Stated exercise: Every line of the records below should be restated exactly.

-- start Material for this exercise --

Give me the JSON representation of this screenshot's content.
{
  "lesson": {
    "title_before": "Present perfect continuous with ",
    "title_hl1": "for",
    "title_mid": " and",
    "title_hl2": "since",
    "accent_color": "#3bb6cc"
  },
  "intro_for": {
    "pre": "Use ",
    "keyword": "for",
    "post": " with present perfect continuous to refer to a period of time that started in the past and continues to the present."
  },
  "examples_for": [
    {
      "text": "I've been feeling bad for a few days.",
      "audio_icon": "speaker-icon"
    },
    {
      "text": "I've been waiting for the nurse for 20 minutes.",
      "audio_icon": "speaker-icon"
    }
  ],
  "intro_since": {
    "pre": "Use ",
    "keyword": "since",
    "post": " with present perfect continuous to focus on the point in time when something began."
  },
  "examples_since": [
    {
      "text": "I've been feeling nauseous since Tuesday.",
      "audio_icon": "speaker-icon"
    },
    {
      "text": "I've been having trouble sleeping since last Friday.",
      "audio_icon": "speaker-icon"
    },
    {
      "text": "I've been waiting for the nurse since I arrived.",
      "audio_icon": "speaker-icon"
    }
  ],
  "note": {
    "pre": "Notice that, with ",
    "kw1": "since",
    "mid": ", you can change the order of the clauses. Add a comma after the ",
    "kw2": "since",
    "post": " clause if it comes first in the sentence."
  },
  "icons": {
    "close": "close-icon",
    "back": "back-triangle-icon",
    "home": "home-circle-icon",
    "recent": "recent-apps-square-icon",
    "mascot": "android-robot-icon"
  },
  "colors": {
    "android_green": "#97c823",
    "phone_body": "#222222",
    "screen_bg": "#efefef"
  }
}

-- end Material for this exercise --

Result below:
Give me the JSON representation of this screenshot's content.
{
  "lesson": {
    "title_before": "Present perfect continuous with ",
    "title_hl1": "for",
    "title_mid": " and",
    "title_hl2": "since",
    "accent_color": "#3bb6cc"
  },
  "intro_for": {
    "pre": "Use ",
    "keyword": "for",
    "post": " with present perfect continuous to refer to a period of time that started in the past and continues to the present."
  },
  "examples_for": [
    {
      "text": "I've been feeling bad for a few days.",
      "audio_icon": "speaker-icon"
    },
    {
      "text": "I've been waiting for the nurse for 20 minutes.",
      "audio_icon": "speaker-icon"
    }
  ],
  "intro_since": {
    "pre": "Use ",
    "keyword": "since",
    "post": " with present perfect continuous to focus on the point in time when something began."
  },
  "examples_since": [
    {
      "text": "I've been feeling nauseous since Tuesday.",
      "audio_icon": "speaker-icon"
    },
    {
      "text": "I've been having trouble sleeping since last Friday.",
      "audio_icon": "speaker-icon"
    },
    {
      "text": "I've been waiting for the nurse since I arrived.",
      "audio_icon": "speaker-icon"
    }
  ],
  "note": {
    "pre": "Notice that, with ",
    "kw1": "since",
    "mid": ", you can change the order of the clauses. Add a comma after the ",
    "kw2": "since",
    "post": " clause if it comes first in the sentence."
  },
  "icons": {
    "close": "close-icon",
    "back": "back-triangle-icon",
    "home": "home-circle-icon",
    "recent": "recent-apps-square-icon",
    "mascot": "android-robot-icon"
  },
  "colors": {
    "android_green": "#97c823",
    "phone_body": "#222222",
    "screen_bg": "#efefef"
  }
}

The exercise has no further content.